Aim of the exercise — From the entries that follow, pick out all lines holding "variable".

Extracted entries —
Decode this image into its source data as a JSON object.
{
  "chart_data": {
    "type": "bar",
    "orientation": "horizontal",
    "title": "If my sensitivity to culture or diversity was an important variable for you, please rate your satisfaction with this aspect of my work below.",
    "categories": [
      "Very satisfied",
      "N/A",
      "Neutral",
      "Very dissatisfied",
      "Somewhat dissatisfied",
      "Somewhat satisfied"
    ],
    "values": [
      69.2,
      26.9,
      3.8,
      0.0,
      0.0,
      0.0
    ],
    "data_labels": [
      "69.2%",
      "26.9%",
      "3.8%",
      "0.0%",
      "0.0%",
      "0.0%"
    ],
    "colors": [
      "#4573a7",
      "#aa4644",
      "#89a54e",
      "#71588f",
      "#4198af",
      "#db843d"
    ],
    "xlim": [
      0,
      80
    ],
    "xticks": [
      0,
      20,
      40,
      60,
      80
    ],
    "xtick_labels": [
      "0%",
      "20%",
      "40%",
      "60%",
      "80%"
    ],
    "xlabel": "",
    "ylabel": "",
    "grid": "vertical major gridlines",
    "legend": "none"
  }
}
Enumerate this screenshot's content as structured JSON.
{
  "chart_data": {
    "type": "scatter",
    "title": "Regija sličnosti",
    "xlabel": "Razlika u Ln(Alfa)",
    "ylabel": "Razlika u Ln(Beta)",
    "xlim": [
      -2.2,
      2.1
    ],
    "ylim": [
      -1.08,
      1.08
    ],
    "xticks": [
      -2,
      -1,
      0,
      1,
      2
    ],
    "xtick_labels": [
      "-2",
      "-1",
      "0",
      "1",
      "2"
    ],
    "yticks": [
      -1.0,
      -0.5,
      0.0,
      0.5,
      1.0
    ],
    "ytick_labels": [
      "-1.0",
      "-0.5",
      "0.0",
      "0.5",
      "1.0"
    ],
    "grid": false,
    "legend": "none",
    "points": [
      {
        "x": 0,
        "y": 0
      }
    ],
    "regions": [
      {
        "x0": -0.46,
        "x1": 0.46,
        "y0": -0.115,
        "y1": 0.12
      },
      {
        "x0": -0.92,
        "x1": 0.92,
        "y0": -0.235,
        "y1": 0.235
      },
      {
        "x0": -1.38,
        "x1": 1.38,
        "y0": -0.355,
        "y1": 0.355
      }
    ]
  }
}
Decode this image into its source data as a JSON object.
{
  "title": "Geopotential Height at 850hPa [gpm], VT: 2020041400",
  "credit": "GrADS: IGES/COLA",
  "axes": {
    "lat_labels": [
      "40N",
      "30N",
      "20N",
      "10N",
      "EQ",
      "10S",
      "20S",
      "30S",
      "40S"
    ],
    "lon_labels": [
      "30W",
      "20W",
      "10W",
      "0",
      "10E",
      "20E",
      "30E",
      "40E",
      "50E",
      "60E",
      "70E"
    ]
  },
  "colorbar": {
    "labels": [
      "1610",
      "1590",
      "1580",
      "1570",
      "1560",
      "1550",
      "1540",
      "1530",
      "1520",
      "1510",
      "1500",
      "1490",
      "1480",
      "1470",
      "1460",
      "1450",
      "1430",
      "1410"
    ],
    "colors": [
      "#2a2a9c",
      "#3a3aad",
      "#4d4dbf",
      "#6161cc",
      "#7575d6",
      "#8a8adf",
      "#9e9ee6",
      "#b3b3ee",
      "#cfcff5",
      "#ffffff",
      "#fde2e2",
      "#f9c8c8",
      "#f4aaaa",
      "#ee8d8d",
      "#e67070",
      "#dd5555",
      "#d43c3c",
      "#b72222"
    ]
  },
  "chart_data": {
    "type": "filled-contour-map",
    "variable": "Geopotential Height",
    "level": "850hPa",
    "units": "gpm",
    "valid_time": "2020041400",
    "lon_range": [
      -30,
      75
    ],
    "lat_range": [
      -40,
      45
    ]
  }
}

Result of this task —
    "title": "If my sensitivity to culture or diversity was an important variable for you, please rate your satisfaction with this aspect of my work below.",
    "variable": "Geopotential Height",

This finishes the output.